§ Data extracted from a collection
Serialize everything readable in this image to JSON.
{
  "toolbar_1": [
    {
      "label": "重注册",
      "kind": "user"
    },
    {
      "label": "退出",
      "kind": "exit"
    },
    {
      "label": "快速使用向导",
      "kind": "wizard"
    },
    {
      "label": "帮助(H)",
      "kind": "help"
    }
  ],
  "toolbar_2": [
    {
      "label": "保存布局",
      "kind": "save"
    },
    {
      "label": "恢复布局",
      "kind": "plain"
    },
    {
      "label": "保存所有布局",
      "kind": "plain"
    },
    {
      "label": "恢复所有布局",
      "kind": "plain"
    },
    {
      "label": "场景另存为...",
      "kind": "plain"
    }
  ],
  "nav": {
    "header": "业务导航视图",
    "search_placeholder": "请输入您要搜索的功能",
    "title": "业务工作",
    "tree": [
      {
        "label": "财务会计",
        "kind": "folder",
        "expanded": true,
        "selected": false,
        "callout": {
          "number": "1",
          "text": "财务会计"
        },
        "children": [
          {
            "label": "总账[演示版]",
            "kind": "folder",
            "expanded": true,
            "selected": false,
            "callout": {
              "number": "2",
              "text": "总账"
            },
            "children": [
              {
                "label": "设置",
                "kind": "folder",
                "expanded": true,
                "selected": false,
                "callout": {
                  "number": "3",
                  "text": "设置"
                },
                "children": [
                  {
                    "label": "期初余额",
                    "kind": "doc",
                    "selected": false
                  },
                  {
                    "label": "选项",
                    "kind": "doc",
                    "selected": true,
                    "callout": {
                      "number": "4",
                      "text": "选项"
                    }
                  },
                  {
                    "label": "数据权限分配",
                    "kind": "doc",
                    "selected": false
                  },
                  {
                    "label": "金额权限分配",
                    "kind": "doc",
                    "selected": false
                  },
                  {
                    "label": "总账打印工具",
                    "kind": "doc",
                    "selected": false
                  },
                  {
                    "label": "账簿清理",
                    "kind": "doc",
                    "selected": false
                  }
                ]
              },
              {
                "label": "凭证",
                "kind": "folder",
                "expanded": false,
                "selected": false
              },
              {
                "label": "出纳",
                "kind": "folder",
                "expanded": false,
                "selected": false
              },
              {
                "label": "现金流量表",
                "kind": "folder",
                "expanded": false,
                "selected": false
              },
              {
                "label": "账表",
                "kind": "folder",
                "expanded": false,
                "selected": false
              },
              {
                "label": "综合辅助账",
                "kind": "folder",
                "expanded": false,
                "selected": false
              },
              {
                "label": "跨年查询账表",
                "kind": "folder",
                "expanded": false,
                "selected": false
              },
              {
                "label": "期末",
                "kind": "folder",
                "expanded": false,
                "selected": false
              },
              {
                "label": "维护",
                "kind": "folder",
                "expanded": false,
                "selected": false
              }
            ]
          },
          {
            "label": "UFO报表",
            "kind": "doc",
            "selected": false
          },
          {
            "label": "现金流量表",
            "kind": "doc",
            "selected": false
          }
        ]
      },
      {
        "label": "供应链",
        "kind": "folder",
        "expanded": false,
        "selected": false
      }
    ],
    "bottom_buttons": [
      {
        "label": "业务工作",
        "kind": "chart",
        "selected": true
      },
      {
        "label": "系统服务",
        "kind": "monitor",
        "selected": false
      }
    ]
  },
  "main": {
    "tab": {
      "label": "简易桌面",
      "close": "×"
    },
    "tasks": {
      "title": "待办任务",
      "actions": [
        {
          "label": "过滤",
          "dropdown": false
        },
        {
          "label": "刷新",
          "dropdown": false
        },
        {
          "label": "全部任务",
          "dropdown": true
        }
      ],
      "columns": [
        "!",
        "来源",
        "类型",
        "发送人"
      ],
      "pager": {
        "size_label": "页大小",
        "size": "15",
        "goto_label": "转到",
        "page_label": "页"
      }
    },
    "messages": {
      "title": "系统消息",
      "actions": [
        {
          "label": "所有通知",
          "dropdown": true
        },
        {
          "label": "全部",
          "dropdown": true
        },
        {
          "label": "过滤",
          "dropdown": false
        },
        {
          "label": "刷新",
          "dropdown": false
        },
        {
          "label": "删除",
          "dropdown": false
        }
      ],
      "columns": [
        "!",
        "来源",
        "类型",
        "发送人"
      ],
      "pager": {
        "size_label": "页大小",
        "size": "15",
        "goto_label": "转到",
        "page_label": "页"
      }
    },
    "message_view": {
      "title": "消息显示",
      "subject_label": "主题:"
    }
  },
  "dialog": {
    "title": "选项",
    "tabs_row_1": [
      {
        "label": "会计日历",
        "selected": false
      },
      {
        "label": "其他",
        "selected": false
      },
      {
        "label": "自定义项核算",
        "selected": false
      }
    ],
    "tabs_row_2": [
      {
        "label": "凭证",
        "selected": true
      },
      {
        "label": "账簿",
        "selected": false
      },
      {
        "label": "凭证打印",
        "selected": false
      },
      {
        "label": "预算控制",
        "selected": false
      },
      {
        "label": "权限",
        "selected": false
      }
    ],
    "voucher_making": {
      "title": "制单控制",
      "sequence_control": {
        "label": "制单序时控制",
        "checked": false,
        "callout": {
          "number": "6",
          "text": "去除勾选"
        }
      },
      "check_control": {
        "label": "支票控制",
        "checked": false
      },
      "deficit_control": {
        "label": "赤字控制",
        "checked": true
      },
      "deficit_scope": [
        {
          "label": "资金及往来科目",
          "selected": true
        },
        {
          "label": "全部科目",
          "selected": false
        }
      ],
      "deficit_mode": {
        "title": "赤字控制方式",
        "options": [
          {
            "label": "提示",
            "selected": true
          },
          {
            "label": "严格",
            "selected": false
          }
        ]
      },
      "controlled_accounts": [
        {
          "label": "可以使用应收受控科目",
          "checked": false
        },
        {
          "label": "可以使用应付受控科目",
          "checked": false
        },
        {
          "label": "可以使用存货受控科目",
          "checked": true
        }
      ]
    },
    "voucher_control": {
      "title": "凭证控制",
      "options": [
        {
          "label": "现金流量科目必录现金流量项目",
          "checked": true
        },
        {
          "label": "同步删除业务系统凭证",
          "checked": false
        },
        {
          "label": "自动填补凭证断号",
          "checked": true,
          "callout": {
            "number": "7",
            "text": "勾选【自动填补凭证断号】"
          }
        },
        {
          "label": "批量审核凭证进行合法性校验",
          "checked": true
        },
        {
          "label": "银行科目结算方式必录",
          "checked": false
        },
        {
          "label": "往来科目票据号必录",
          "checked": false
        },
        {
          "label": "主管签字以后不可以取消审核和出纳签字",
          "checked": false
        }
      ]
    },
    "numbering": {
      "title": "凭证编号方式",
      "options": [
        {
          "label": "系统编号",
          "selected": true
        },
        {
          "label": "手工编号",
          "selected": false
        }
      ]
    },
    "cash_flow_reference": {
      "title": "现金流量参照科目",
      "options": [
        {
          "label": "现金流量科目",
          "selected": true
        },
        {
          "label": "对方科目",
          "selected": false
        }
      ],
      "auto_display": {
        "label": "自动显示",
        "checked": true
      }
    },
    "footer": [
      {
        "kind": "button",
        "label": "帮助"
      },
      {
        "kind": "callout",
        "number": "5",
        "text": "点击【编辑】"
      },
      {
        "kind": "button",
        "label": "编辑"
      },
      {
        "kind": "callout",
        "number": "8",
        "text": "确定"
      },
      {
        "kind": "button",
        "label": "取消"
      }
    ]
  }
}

§ INSTRUCTIONS TO FOLLOW
Reproduce the data in its entirety, matching each character.

§ COMPLETE OUTPUT
Serialize everything readable in this image to JSON.
{
  "toolbar_1": [
    {
      "label": "重注册",
      "kind": "user"
    },
    {
      "label": "退出",
      "kind": "exit"
    },
    {
      "label": "快速使用向导",
      "kind": "wizard"
    },
    {
      "label": "帮助(H)",
      "kind": "help"
    }
  ],
  "toolbar_2": [
    {
      "label": "保存布局",
      "kind": "save"
    },
    {
      "label": "恢复布局",
      "kind": "plain"
    },
    {
      "label": "保存所有布局",
      "kind": "plain"
    },
    {
      "label": "恢复所有布局",
      "kind": "plain"
    },
    {
      "label": "场景另存为...",
      "kind": "plain"
    }
  ],
  "nav": {
    "header": "业务导航视图",
    "search_placeholder": "请输入您要搜索的功能",
    "title": "业务工作",
    "tree": [
      {
        "label": "财务会计",
        "kind": "folder",
        "expanded": true,
        "selected": false,
        "callout": {
          "number": "1",
          "text": "财务会计"
        },
        "children": [
          {
            "label": "总账[演示版]",
            "kind": "folder",
            "expanded": true,
            "selected": false,
            "callout": {
              "number": "2",
              "text": "总账"
            },
            "children": [
              {
                "label": "设置",
                "kind": "folder",
                "expanded": true,
                "selected": false,
                "callout": {
                  "number": "3",
                  "text": "设置"
                },
                "children": [
                  {
                    "label": "期初余额",
                    "kind": "doc",
                    "selected": false
                  },
                  {
                    "label": "选项",
                    "kind": "doc",
                    "selected": true,
                    "callout": {
                      "number": "4",
                      "text": "选项"
                    }
                  },
                  {
                    "label": "数据权限分配",
                    "kind": "doc",
                    "selected": false
                  },
                  {
                    "label": "金额权限分配",
                    "kind": "doc",
                    "selected": false
                  },
                  {
                    "label": "总账打印工具",
                    "kind": "doc",
                    "selected": false
                  },
                  {
                    "label": "账簿清理",
                    "kind": "doc",
                    "selected": false
                  }
                ]
              },
              {
                "label": "凭证",
                "kind": "folder",
                "expanded": false,
                "selected": false
              },
              {
                "label": "出纳",
                "kind": "folder",
                "expanded": false,
                "selected": false
              },
              {
                "label": "现金流量表",
                "kind": "folder",
                "expanded": false,
                "selected": false
              },
              {
                "label": "账表",
                "kind": "folder",
                "expanded": false,
                "selected": false
              },
              {
                "label": "综合辅助账",
                "kind": "folder",
                "expanded": false,
                "selected": false
              },
              {
                "label": "跨年查询账表",
                "kind": "folder",
                "expanded": false,
                "selected": false
              },
              {
                "label": "期末",
                "kind": "folder",
                "expanded": false,
                "selected": false
              },
              {
                "label": "维护",
                "kind": "folder",
                "expanded": false,
                "selected": false
              }
            ]
          },
          {
            "label": "UFO报表",
            "kind": "doc",
            "selected": false
          },
          {
            "label": "现金流量表",
            "kind": "doc",
            "selected": false
          }
        ]
      },
      {
        "label": "供应链",
        "kind": "folder",
        "expanded": false,
        "selected": false
      }
    ],
    "bottom_buttons": [
      {
        "label": "业务工作",
        "kind": "chart",
        "selected": true
      },
      {
        "label": "系统服务",
        "kind": "monitor",
        "selected": false
      }
    ]
  },
  "main": {
    "tab": {
      "label": "简易桌面",
      "close": "×"
    },
    "tasks": {
      "title": "待办任务",
      "actions": [
        {
          "label": "过滤",
          "dropdown": false
        },
        {
          "label": "刷新",
          "dropdown": false
        },
        {
          "label": "全部任务",
          "dropdown": true
        }
      ],
      "columns": [
        "!",
        "来源",
        "类型",
        "发送人"
      ],
      "pager": {
        "size_label": "页大小",
        "size": "15",
        "goto_label": "转到",
        "page_label": "页"
      }
    },
    "messages": {
      "title": "系统消息",
      "actions": [
        {
          "label": "所有通知",
          "dropdown": true
        },
        {
          "label": "全部",
          "dropdown": true
        },
        {
          "label": "过滤",
          "dropdown": false
        },
        {
          "label": "刷新",
          "dropdown": false
        },
        {
          "label": "删除",
          "dropdown": false
        }
      ],
      "columns": [
        "!",
        "来源",
        "类型",
        "发送人"
      ],
      "pager": {
        "size_label": "页大小",
        "size": "15",
        "goto_label": "转到",
        "page_label": "页"
      }
    },
    "message_view": {
      "title": "消息显示",
      "subject_label": "主题:"
    }
  },
  "dialog": {
    "title": "选项",
    "tabs_row_1": [
      {
        "label": "会计日历",
        "selected": false
      },
      {
        "label": "其他",
        "selected": false
      },
      {
        "label": "自定义项核算",
        "selected": false
      }
    ],
    "tabs_row_2": [
      {
        "label": "凭证",
        "selected": true
      },
      {
        "label": "账簿",
        "selected": false
      },
      {
        "label": "凭证打印",
        "selected": false
      },
      {
        "label": "预算控制",
        "selected": false
      },
      {
        "label": "权限",
        "selected": false
      }
    ],
    "voucher_making": {
      "title": "制单控制",
      "sequence_control": {
        "label": "制单序时控制",
        "checked": false,
        "callout": {
          "number": "6",
          "text": "去除勾选"
        }
      },
      "check_control": {
        "label": "支票控制",
        "checked": false
      },
      "deficit_control": {
        "label": "赤字控制",
        "checked": true
      },
      "deficit_scope": [
        {
          "label": "资金及往来科目",
          "selected": true
        },
        {
          "label": "全部科目",
          "selected": false
        }
      ],
      "deficit_mode": {
        "title": "赤字控制方式",
        "options": [
          {
            "label": "提示",
            "selected": true
          },
          {
            "label": "严格",
            "selected": false
          }
        ]
      },
      "controlled_accounts": [
        {
          "label": "可以使用应收受控科目",
          "checked": false
        },
        {
          "label": "可以使用应付受控科目",
          "checked": false
        },
        {
          "label": "可以使用存货受控科目",
          "checked": true
        }
      ]
    },
    "voucher_control": {
      "title": "凭证控制",
      "options": [
        {
          "label": "现金流量科目必录现金流量项目",
          "checked": true
        },
        {
          "label": "同步删除业务系统凭证",
          "checked": false
        },
        {
          "label": "自动填补凭证断号",
          "checked": true,
          "callout": {
            "number": "7",
            "text": "勾选【自动填补凭证断号】"
          }
        },
        {
          "label": "批量审核凭证进行合法性校验",
          "checked": true
        },
        {
          "label": "银行科目结算方式必录",
          "checked": false
        },
        {
          "label": "往来科目票据号必录",
          "checked": false
        },
        {
          "label": "主管签字以后不可以取消审核和出纳签字",
          "checked": false
        }
      ]
    },
    "numbering": {
      "title": "凭证编号方式",
      "options": [
        {
          "label": "系统编号",
          "selected": true
        },
        {
          "label": "手工编号",
          "selected": false
        }
      ]
    },
    "cash_flow_reference": {
      "title": "现金流量参照科目",
      "options": [
        {
          "label": "现金流量科目",
          "selected": true
        },
        {
          "label": "对方科目",
          "selected": false
        }
      ],
      "auto_display": {
        "label": "自动显示",
        "checked": true
      }
    },
    "footer": [
      {
        "kind": "button",
        "label": "帮助"
      },
      {
        "kind": "callout",
        "number": "5",
        "text": "点击【编辑】"
      },
      {
        "kind": "button",
        "label": "编辑"
      },
      {
        "kind": "callout",
        "number": "8",
        "text": "确定"
      },
      {
        "kind": "button",
        "label": "取消"
      }
    ]
  }
}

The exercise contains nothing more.